_Using the information_.
1. In the passage on AI coding suites, what philosophy does Josh praise?
2. Carry on the passage on AI coding suites from its final sentence, in the same style and tone.

┌─ Extract to read

Recently, Cursor opened its suite, Cursor SDK, via API, which is significant. Critics had deemed Cursor just an AI wrapper, but it turns out this "wrapper" or "suite" can make models smarter. If Cursor's suite is applied to GPT-5.5 and Claude Opus 4.7, the resulting models will be smarter and more efficient than the original base models. This means that while AI labs invest heavily in training models, startups can create outstanding products by developing better "suites." The suite and the model itself are now inseparable, forming a valuable moat.

Josh further elaborated on the role of the "suite" in building "super applications." Every company is trying to create a comprehensive operating system-level application with AI as its foundation. OpenClaw excelled early on in this regard. This week, Sam Altman announced that users can now connect their ChatGPT accounts to generate tokens on OpenClaw, which may be the beginning of a multi-step plan to deeply integrate OpenClaw into Codex. OpenAI owns OpenClaw, and while promising to keep it open-source, it has the capability to integrate directly into its own products. Codex developers have also confirmed that native editors, iOS applications, full browsers, and OpenClaw functionalities will be on the way.

However, Ejaaz noted that the excitement around OpenClaw has faded as, despite these tools being at the forefront, they are difficult to scale to practical applications. Users are hesitant to integrate them into desktops containing personal files, and there have been terrifying stories like accessing credit card data or deleting old wedding photos. In contrast, tools provided under brand reputation (such as ChatGPT Codex, Claude Cowork, or NVIDIA's enterprise-level secure version NemoClaw) are more comforting to use.

This leads to the "Vanilla Maxing" philosophy praised by Josh: you should 100% use factory tools. Many people fall into the trap of using various different repositories, skills, and plugins, but the reality is, AI labs iterate fast enough that they will integrate features directly into native applications. Therefore, the best strategy is "Vanilla Maxing"—using the tools provided officially, without rushing to try cutting-edge but potentially unsafe external tools.

Future Prospects and Personal Usage Stack

Ejaaz concluded that there is currently no clear winner, but he leans towards Codex GPT-5.5. However, the narrative has shifted so quickly that Claude may still catch up. A model that has not been discussed or demonstrated is Claude Mythos, which was pseudo-released a few weeks ago and technically surpassed 5.5 in all benchmark tests, but Anthropic did not open access due to concerns about it being "too dangerous" and "cybersecurity risks" (a concern also mentioned by Peter Heskett of the U.S. Department of War). OpenAI has created a model at Mythos level and made it available for everyone. This may also stem from Anthropic's limited computational resources.

└─
┌─ Material supplied

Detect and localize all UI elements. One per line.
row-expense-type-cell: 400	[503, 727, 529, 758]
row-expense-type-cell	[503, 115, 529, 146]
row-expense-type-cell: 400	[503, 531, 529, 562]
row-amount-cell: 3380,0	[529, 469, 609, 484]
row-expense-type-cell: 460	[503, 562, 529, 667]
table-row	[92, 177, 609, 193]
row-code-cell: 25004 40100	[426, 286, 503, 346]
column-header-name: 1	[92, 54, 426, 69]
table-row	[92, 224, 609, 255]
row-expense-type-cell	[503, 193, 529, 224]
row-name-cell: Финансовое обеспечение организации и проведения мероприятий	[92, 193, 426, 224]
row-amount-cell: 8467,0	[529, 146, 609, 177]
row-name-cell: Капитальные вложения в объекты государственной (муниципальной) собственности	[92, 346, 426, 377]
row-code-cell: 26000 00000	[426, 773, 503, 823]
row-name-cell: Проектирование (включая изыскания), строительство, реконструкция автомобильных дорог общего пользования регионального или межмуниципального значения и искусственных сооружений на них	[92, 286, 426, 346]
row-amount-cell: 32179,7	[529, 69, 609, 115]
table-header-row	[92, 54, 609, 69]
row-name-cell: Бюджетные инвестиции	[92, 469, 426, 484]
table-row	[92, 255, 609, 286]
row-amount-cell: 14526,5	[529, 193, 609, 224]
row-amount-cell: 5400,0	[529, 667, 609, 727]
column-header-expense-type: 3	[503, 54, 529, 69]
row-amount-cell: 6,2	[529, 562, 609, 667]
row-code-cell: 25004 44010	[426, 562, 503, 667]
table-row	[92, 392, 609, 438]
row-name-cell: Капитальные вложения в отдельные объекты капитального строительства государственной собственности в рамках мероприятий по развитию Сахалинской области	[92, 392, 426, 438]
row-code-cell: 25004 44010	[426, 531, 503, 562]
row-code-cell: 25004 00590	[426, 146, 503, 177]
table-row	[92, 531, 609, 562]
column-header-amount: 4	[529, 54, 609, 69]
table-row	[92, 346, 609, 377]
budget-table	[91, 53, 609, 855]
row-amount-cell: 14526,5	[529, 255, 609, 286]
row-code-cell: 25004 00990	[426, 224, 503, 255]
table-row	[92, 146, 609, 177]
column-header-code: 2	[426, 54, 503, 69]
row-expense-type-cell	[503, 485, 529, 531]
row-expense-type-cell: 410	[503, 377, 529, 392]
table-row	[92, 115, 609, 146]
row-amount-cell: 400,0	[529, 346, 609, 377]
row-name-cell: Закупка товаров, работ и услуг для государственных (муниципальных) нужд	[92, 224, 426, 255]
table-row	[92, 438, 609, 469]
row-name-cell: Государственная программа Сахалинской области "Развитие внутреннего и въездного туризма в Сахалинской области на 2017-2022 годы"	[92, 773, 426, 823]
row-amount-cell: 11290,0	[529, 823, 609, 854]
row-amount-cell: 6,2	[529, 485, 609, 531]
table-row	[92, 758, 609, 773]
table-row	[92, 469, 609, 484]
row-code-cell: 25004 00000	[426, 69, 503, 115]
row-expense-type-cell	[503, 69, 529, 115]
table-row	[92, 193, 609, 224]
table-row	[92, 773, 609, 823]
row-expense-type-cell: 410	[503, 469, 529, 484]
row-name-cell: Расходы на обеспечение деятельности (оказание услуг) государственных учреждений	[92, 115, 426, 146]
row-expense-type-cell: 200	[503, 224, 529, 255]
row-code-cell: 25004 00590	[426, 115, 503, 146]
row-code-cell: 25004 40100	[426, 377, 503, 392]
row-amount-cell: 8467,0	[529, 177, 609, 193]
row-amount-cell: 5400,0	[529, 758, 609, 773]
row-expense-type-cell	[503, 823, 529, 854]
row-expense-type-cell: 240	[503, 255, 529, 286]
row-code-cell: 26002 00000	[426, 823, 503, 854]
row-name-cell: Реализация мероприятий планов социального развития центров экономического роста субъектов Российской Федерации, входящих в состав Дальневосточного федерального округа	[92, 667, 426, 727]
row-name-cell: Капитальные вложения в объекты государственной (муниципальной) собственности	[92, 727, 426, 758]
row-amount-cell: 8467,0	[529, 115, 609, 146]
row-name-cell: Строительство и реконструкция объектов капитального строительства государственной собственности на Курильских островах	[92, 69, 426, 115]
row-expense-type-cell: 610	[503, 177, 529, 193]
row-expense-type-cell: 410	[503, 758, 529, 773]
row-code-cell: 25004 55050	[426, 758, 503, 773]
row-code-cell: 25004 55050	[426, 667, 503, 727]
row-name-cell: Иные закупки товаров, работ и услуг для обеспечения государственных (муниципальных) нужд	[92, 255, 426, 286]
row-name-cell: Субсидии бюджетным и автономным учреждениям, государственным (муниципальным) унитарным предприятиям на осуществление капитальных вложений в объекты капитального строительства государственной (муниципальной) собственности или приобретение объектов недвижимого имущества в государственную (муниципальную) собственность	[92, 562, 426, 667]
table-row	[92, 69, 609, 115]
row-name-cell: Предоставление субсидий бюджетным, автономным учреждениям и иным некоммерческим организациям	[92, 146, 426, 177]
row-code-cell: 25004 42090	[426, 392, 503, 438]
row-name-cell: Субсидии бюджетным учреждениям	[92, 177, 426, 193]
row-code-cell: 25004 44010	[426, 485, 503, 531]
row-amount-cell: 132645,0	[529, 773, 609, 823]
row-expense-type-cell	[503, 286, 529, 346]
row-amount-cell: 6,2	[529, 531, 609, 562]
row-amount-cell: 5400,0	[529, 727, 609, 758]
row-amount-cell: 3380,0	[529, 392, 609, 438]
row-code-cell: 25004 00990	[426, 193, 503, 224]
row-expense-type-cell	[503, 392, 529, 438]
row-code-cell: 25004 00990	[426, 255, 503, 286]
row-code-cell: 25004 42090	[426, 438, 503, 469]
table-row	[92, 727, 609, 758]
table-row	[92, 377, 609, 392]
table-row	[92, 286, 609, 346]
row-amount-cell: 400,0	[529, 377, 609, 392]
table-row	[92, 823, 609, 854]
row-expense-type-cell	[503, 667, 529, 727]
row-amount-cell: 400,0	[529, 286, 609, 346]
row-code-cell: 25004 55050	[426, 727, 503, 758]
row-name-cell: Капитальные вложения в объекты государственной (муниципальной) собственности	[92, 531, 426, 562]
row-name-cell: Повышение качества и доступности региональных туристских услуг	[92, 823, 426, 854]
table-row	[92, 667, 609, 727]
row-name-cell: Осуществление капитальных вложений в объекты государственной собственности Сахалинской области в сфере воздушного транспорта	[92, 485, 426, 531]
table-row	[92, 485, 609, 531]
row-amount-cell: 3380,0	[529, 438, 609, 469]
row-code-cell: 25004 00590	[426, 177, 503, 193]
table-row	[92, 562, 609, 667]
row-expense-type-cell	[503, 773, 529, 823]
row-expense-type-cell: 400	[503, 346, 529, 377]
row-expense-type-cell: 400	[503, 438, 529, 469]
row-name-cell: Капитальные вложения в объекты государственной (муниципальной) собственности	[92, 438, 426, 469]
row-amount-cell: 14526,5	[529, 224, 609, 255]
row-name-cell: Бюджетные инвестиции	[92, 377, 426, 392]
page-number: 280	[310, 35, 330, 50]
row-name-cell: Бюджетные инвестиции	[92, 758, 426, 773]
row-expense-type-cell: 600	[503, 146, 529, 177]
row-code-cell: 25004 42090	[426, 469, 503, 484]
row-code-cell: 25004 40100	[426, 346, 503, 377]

└─

_Answers to the tasks_.
1. Josh praises "Vanilla Maxing," which means using the tools provided officially by AI labs instead of external repositories, skills, and plugins.

2.
Regarding personal usage stacks, Josh mentioned that he has fully transitioned to Codex for all challenging tasks. However, he thinks that as an LLM or chatbot, GPT-5.5 slightly lags behind Opus 4.7, which has a warmer and more accurate personality and can better understand his intentions. Therefore, when building complex projects, he uses Opus 4.7 as the "coordinator" and Codex as the "executor." He also found that Opus 4.7 does not perform as well as 4.6 in certain areas, such as writing or text digestion tasks, where he still uses Opus 4.6.

Ejaaz's stack is more diversified. For research, he has begun to turn to GPT-5.5 because it allows for longer and deeper discussions. He gave examples of testing prompts regarding the AI power stack and investment targets, where 5.5 completely surpassed 4.7. However, he still uses 4.7 for personal reasons. Overall, he believes OpenAI is undergoing "a generational sprint" and may soon fix existing issues.

Finally, Josh encouraged users to personally try out both tools and test them with practical prompts. No matter what kind of work you do, as long as you use a computer, AI may help you complete tasks more efficiently or assist you in pursuing hobbies and side projects you always wanted to do. The biggest winner in this competition is the user, as all this cutting-edge intelligence and capability is available for just $20 a month.